[Structured figure records]

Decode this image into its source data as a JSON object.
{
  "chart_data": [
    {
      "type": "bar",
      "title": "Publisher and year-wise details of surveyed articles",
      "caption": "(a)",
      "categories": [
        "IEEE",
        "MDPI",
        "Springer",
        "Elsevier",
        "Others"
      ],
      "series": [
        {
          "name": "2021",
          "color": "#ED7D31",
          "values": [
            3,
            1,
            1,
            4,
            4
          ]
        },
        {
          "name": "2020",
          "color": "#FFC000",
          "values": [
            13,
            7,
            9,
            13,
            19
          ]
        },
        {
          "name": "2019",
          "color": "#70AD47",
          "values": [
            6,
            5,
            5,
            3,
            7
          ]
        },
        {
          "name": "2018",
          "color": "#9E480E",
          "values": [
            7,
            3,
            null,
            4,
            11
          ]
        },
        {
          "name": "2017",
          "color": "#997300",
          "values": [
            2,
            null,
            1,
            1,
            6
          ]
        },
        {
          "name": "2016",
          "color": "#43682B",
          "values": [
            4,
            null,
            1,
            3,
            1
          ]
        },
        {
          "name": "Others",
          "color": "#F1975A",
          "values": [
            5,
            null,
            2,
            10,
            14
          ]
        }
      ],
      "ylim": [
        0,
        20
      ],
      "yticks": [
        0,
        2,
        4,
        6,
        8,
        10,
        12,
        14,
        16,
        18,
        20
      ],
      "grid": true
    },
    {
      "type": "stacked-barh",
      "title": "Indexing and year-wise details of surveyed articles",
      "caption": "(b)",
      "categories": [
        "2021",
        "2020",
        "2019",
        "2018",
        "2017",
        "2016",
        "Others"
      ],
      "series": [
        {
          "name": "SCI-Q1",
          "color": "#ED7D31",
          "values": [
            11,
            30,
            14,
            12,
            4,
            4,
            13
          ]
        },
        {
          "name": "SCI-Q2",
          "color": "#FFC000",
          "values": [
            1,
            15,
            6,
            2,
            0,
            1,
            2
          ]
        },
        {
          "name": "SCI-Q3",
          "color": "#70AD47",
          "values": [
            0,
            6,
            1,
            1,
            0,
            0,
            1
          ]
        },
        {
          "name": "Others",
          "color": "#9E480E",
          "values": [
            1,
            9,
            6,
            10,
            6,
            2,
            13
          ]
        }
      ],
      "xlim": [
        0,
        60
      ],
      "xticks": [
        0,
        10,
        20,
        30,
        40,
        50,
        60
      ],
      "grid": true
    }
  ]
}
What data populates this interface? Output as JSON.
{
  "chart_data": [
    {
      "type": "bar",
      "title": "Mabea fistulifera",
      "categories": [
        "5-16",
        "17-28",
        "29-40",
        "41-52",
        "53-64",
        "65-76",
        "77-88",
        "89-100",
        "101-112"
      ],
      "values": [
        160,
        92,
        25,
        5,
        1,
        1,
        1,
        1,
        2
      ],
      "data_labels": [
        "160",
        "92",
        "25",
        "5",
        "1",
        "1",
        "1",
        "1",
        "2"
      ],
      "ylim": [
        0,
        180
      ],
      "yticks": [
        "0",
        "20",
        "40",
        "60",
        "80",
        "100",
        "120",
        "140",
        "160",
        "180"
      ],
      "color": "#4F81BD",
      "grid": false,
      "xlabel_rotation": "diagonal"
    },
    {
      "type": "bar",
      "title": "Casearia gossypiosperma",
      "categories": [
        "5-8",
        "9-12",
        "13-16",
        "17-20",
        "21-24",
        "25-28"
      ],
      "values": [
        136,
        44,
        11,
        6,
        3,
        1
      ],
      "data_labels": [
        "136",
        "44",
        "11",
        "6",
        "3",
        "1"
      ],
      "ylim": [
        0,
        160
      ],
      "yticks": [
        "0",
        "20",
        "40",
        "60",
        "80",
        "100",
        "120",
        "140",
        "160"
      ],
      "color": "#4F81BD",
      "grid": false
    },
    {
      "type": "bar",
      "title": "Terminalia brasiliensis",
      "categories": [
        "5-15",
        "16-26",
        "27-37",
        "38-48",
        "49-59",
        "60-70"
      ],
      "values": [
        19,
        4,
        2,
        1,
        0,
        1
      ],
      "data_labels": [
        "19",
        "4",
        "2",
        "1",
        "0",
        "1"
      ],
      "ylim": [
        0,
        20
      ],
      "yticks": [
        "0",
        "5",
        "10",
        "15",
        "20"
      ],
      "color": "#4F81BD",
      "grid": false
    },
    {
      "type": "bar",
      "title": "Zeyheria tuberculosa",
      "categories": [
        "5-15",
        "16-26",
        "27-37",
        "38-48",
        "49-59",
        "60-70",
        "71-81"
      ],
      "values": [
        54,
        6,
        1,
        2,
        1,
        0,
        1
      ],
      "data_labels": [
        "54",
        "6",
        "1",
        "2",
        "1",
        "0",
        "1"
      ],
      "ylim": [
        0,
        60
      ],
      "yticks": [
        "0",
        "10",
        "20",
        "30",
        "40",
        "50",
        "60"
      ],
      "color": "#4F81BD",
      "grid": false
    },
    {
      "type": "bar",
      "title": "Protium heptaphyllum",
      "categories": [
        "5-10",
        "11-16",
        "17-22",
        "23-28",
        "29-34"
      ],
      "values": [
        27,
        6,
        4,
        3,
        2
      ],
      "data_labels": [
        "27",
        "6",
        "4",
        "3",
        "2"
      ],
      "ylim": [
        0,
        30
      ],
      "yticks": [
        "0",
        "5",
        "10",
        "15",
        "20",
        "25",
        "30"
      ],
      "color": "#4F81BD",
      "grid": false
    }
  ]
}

EXERCISE AIM:
Transcribe the material above in its entirety. Match it exactly.

COMPLETED TASK:
Decode this image into its source data as a JSON object.
{
  "chart_data": [
    {
      "type": "bar",
      "title": "Publisher and year-wise details of surveyed articles",
      "caption": "(a)",
      "categories": [
        "IEEE",
        "MDPI",
        "Springer",
        "Elsevier",
        "Others"
      ],
      "series": [
        {
          "name": "2021",
          "color": "#ED7D31",
          "values": [
            3,
            1,
            1,
            4,
            4
          ]
        },
        {
          "name": "2020",
          "color": "#FFC000",
          "values": [
            13,
            7,
            9,
            13,
            19
          ]
        },
        {
          "name": "2019",
          "color": "#70AD47",
          "values": [
            6,
            5,
            5,
            3,
            7
          ]
        },
        {
          "name": "2018",
          "color": "#9E480E",
          "values": [
            7,
            3,
            null,
            4,
            11
          ]
        },
        {
          "name": "2017",
          "color": "#997300",
          "values": [
            2,
            null,
            1,
            1,
            6
          ]
        },
        {
          "name": "2016",
          "color": "#43682B",
          "values": [
            4,
            null,
            1,
            3,
            1
          ]
        },
        {
          "name": "Others",
          "color": "#F1975A",
          "values": [
            5,
            null,
            2,
            10,
            14
          ]
        }
      ],
      "ylim": [
        0,
        20
      ],
      "yticks": [
        0,
        2,
        4,
        6,
        8,
        10,
        12,
        14,
        16,
        18,
        20
      ],
      "grid": true
    },
    {
      "type": "stacked-barh",
      "title": "Indexing and year-wise details of surveyed articles",
      "caption": "(b)",
      "categories": [
        "2021",
        "2020",
        "2019",
        "2018",
        "2017",
        "2016",
        "Others"
      ],
      "series": [
        {
          "name": "SCI-Q1",
          "color": "#ED7D31",
          "values": [
            11,
            30,
            14,
            12,
            4,
            4,
            13
          ]
        },
        {
          "name": "SCI-Q2",
          "color": "#FFC000",
          "values": [
            1,
            15,
            6,
            2,
            0,
            1,
            2
          ]
        },
        {
          "name": "SCI-Q3",
          "color": "#70AD47",
          "values": [
            0,
            6,
            1,
            1,
            0,
            0,
            1
          ]
        },
        {
          "name": "Others",
          "color": "#9E480E",
          "values": [
            1,
            9,
            6,
            10,
            6,
            2,
            13
          ]
        }
      ],
      "xlim": [
        0,
        60
      ],
      "xticks": [
        0,
        10,
        20,
        30,
        40,
        50,
        60
      ],
      "grid": true
    }
  ]
}
What data populates this interface? Output as JSON.
{
  "chart_data": [
    {
      "type": "bar",
      "title": "Mabea fistulifera",
      "categories": [
        "5-16",
        "17-28",
        "29-40",
        "41-52",
        "53-64",
        "65-76",
        "77-88",
        "89-100",
        "101-112"
      ],
      "values": [
        160,
        92,
        25,
        5,
        1,
        1,
        1,
        1,
        2
      ],
      "data_labels": [
        "160",
        "92",
        "25",
        "5",
        "1",
        "1",
        "1",
        "1",
        "2"
      ],
      "ylim": [
        0,
        180
      ],
      "yticks": [
        "0",
        "20",
        "40",
        "60",
        "80",
        "100",
        "120",
        "140",
        "160",
        "180"
      ],
      "color": "#4F81BD",
      "grid": false,
      "xlabel_rotation": "diagonal"
    },
    {
      "type": "bar",
      "title": "Casearia gossypiosperma",
      "categories": [
        "5-8",
        "9-12",
        "13-16",
        "17-20",
        "21-24",
        "25-28"
      ],
      "values": [
        136,
        44,
        11,
        6,
        3,
        1
      ],
      "data_labels": [
        "136",
        "44",
        "11",
        "6",
        "3",
        "1"
      ],
      "ylim": [
        0,
        160
      ],
      "yticks": [
        "0",
        "20",
        "40",
        "60",
        "80",
        "100",
        "120",
        "140",
        "160"
      ],
      "color": "#4F81BD",
      "grid": false
    },
    {
      "type": "bar",
      "title": "Terminalia brasiliensis",
      "categories": [
        "5-15",
        "16-26",
        "27-37",
        "38-48",
        "49-59",
        "60-70"
      ],
      "values": [
        19,
        4,
        2,
        1,
        0,
        1
      ],
      "data_labels": [
        "19",
        "4",
        "2",
        "1",
        "0",
        "1"
      ],
      "ylim": [
        0,
        20
      ],
      "yticks": [
        "0",
        "5",
        "10",
        "15",
        "20"
      ],
      "color": "#4F81BD",
      "grid": false
    },
    {
      "type": "bar",
      "title": "Zeyheria tuberculosa",
      "categories": [
        "5-15",
        "16-26",
        "27-37",
        "38-48",
        "49-59",
        "60-70",
        "71-81"
      ],
      "values": [
        54,
        6,
        1,
        2,
        1,
        0,
        1
      ],
      "data_labels": [
        "54",
        "6",
        "1",
        "2",
        "1",
        "0",
        "1"
      ],
      "ylim": [
        0,
        60
      ],
      "yticks": [
        "0",
        "10",
        "20",
        "30",
        "40",
        "50",
        "60"
      ],
      "color": "#4F81BD",
      "grid": false
    },
    {
      "type": "bar",
      "title": "Protium heptaphyllum",
      "categories": [
        "5-10",
        "11-16",
        "17-22",
        "23-28",
        "29-34"
      ],
      "values": [
        27,
        6,
        4,
        3,
        2
      ],
      "data_labels": [
        "27",
        "6",
        "4",
        "3",
        "2"
      ],
      "ylim": [
        0,
        30
      ],
      "yticks": [
        "0",
        "5",
        "10",
        "15",
        "20",
        "25",
        "30"
      ],
      "color": "#4F81BD",
      "grid": false
    }
  ]
}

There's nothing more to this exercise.